— start Raw data —

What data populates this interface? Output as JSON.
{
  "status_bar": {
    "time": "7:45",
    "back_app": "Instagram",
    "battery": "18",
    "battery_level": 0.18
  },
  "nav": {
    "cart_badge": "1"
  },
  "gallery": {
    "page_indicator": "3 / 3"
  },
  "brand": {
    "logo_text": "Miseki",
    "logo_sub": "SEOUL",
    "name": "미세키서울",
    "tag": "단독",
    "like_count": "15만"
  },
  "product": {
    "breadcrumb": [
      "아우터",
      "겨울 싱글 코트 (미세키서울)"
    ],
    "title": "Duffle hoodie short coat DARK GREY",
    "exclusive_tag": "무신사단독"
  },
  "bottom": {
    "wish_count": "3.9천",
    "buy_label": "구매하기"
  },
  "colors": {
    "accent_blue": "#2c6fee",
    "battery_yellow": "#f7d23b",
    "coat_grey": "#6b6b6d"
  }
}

— end Raw data —
— start Raw data —

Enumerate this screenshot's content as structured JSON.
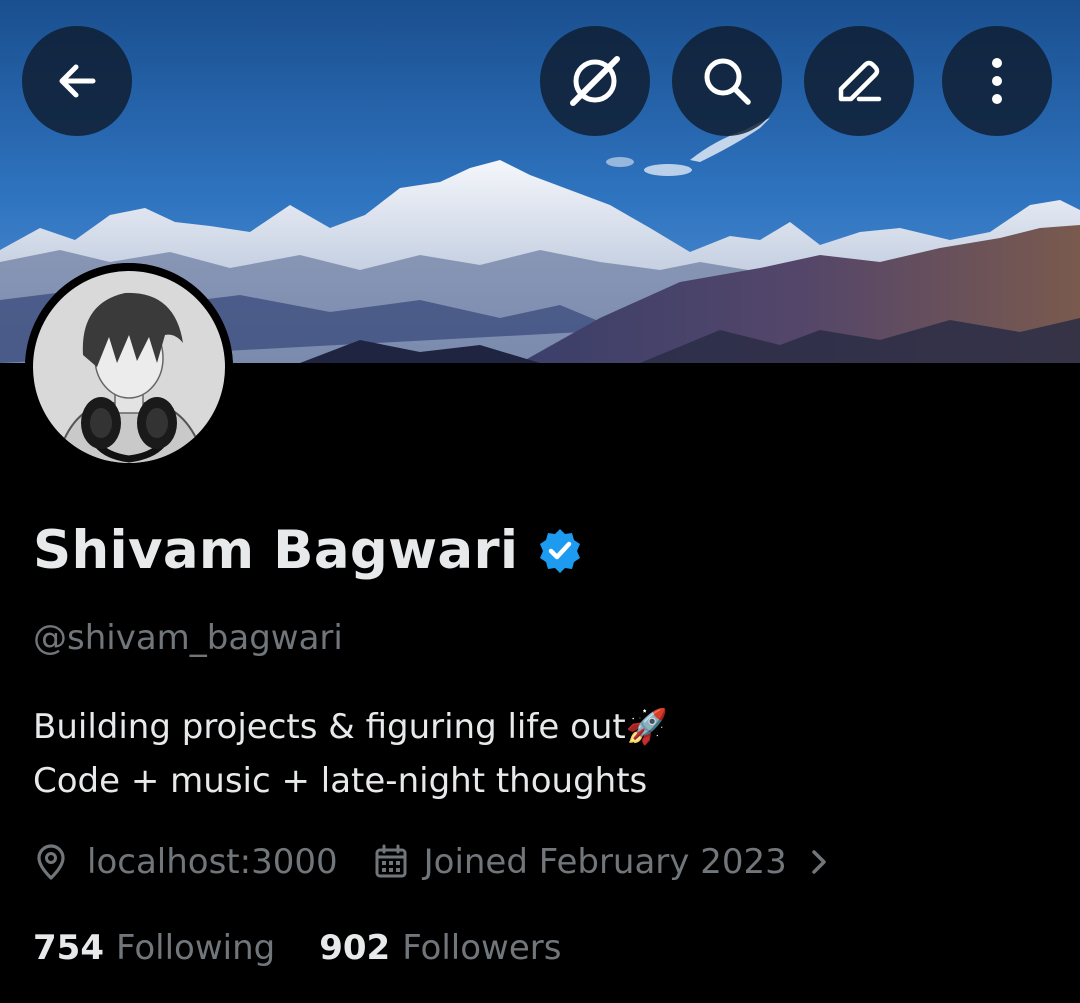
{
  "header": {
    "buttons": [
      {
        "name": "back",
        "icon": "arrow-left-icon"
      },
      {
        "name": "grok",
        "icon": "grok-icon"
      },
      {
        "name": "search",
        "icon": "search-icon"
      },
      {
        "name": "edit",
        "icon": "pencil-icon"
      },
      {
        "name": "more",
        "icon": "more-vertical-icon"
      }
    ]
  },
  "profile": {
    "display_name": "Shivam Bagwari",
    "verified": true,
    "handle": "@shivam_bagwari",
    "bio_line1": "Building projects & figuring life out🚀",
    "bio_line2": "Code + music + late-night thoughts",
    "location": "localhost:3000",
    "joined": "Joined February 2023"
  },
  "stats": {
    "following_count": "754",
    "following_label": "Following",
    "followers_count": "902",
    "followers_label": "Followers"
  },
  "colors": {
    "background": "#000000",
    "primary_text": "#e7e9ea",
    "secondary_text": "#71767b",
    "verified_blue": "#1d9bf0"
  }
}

— end Raw data —

▸ **Your task**:
Copy all lines of the material above where the string "JSON" occurs.

▸ **Answer to the exercise**:
What data populates this interface? Output as JSON.
Enumerate this screenshot's content as structured JSON.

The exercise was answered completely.